» Required task
Lines containing "name" are to be counted. Report the count alone.

» Data for this task
[start]
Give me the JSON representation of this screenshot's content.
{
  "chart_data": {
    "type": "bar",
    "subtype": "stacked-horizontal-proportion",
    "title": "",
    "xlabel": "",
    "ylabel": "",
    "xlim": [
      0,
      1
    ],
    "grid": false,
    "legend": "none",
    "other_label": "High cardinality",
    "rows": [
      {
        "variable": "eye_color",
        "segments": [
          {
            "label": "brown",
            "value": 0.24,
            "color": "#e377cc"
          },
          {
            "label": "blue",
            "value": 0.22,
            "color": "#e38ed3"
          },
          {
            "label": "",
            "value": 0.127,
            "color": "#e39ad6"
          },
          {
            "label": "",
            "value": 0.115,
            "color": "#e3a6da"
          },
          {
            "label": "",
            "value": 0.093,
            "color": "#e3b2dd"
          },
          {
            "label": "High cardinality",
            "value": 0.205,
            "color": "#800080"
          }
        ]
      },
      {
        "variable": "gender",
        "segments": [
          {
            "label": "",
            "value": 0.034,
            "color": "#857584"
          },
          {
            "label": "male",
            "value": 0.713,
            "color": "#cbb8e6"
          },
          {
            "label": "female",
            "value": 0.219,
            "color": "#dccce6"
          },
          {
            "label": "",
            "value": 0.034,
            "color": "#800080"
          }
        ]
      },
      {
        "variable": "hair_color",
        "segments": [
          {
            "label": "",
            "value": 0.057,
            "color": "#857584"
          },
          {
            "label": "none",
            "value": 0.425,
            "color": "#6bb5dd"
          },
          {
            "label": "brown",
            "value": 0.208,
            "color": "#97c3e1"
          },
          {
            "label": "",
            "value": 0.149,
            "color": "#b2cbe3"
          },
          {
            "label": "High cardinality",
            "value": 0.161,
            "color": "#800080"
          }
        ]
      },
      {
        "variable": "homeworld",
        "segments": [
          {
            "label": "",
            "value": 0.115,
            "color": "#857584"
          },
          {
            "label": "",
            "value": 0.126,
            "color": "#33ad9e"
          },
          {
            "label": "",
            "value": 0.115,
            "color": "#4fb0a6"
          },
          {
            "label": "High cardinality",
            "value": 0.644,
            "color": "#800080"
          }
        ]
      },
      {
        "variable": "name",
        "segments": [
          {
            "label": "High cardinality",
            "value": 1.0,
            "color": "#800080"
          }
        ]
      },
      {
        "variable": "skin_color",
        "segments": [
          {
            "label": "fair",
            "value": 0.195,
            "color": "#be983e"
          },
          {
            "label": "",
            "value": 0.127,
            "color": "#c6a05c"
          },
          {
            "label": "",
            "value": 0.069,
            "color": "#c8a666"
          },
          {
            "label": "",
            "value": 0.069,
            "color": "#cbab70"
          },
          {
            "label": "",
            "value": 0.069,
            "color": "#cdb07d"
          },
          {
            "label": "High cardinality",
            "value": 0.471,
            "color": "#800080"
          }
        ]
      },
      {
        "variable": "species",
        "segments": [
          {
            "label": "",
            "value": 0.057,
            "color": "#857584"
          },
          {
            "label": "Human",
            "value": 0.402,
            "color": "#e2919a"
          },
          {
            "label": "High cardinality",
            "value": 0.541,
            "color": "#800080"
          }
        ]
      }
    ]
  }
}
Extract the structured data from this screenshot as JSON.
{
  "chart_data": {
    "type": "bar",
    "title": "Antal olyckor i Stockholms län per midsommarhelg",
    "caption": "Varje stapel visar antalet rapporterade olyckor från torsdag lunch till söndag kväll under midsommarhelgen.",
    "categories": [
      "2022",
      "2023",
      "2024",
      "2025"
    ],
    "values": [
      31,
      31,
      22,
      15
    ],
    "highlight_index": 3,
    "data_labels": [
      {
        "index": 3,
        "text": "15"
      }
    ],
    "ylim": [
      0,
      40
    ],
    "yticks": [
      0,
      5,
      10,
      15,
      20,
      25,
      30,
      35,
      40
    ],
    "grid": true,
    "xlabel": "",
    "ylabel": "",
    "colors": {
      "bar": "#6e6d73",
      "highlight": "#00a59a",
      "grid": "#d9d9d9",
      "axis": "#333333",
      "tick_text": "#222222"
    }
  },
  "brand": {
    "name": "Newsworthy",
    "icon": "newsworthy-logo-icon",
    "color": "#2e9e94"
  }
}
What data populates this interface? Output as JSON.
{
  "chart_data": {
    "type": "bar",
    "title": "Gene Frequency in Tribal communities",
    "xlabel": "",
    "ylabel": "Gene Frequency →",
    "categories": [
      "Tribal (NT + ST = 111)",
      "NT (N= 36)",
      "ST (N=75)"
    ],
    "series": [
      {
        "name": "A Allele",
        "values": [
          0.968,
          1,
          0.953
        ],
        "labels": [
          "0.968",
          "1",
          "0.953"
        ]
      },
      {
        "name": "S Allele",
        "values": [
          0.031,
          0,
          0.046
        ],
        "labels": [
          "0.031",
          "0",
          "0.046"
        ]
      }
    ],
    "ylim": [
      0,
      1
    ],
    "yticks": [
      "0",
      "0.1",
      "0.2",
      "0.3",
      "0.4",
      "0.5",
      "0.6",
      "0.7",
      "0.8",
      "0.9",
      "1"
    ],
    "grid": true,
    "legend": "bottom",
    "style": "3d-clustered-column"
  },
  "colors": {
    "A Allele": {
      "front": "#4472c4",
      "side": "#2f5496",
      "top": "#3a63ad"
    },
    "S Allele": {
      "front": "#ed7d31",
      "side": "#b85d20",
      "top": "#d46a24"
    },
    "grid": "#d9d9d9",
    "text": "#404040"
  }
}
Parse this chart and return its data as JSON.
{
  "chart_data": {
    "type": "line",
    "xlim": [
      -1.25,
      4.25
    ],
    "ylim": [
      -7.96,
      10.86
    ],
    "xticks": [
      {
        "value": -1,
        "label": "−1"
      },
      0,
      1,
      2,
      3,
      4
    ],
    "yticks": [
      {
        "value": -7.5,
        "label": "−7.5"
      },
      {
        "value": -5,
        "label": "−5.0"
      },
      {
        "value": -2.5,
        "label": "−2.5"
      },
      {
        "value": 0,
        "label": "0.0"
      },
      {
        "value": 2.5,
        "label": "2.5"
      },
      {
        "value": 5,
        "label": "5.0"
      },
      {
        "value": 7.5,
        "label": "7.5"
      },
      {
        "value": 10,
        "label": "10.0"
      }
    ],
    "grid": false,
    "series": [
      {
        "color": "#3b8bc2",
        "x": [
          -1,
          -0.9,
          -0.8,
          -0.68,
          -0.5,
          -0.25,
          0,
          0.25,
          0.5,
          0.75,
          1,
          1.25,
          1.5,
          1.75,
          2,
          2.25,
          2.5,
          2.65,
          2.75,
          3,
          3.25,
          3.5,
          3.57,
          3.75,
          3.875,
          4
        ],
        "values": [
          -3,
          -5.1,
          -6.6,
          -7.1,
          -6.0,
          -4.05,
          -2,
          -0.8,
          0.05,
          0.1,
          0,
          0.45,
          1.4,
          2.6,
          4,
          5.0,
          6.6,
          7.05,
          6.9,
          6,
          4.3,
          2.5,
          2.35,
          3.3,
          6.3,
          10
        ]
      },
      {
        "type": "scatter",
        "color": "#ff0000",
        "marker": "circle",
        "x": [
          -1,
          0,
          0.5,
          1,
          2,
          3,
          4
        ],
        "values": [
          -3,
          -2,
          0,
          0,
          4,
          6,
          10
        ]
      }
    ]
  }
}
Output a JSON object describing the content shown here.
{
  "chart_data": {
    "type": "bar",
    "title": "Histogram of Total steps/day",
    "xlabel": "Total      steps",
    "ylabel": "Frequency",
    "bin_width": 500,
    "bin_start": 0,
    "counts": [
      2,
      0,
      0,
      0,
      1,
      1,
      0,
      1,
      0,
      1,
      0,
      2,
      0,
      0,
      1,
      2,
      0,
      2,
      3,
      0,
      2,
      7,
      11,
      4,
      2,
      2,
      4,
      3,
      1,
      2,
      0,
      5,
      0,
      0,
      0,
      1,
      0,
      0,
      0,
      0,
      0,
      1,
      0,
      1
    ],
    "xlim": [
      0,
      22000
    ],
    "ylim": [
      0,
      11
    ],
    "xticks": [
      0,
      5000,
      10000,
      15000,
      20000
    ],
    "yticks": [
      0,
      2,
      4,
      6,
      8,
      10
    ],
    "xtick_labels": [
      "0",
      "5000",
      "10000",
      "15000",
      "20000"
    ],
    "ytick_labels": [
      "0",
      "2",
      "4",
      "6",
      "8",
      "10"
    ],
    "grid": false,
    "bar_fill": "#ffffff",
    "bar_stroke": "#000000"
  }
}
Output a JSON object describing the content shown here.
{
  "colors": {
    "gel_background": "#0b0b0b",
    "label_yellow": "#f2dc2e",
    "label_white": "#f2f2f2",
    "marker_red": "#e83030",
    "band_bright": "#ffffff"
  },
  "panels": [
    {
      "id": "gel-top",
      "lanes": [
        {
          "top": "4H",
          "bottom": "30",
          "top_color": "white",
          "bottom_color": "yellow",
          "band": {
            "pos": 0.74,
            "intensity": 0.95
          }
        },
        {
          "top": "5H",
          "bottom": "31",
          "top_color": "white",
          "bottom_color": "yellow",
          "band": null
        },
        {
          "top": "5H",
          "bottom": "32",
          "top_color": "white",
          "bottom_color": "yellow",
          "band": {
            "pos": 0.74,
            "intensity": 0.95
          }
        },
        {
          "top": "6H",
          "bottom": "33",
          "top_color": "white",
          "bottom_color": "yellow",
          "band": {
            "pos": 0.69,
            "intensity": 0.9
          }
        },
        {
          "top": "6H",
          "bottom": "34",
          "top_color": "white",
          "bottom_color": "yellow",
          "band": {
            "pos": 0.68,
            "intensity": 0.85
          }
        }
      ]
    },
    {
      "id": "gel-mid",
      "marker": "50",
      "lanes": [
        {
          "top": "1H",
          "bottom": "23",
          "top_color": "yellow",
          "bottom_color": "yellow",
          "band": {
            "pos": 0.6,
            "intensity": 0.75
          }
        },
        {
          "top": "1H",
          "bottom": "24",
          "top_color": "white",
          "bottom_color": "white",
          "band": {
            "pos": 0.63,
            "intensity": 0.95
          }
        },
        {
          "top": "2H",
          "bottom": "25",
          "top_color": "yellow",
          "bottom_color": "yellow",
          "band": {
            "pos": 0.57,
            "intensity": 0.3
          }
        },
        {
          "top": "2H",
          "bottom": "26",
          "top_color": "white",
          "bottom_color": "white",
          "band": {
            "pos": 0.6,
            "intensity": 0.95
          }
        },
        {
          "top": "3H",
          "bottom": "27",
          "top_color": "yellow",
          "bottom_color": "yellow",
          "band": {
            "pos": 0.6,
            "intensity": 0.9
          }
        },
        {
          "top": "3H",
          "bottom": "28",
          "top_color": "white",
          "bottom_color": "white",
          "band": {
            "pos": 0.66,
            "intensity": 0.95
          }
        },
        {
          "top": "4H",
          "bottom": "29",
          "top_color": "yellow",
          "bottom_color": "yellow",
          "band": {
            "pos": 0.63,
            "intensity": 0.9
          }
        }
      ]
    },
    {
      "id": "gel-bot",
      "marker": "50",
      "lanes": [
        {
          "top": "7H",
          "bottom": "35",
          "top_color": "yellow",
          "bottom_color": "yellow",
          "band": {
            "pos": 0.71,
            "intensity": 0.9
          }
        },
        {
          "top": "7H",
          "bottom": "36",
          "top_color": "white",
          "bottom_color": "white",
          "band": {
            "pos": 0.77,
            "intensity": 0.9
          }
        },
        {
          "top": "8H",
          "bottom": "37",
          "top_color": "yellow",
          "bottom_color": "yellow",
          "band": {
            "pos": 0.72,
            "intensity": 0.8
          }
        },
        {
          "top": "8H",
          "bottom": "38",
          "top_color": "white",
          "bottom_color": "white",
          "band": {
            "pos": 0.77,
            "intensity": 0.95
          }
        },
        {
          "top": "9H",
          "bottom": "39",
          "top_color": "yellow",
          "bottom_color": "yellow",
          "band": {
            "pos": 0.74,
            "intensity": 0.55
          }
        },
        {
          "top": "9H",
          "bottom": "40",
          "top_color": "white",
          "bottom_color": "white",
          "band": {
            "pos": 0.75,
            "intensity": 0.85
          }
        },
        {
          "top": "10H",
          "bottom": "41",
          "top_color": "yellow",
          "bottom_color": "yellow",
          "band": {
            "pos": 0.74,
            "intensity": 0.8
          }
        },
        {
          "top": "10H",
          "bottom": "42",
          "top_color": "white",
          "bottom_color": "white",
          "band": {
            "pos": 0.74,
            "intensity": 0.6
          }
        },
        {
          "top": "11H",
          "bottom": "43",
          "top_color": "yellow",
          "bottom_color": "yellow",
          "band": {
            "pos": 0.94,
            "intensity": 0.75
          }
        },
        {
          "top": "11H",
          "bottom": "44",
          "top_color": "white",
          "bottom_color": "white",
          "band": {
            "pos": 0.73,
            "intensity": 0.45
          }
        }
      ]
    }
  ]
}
[end]
» Solved exercise
4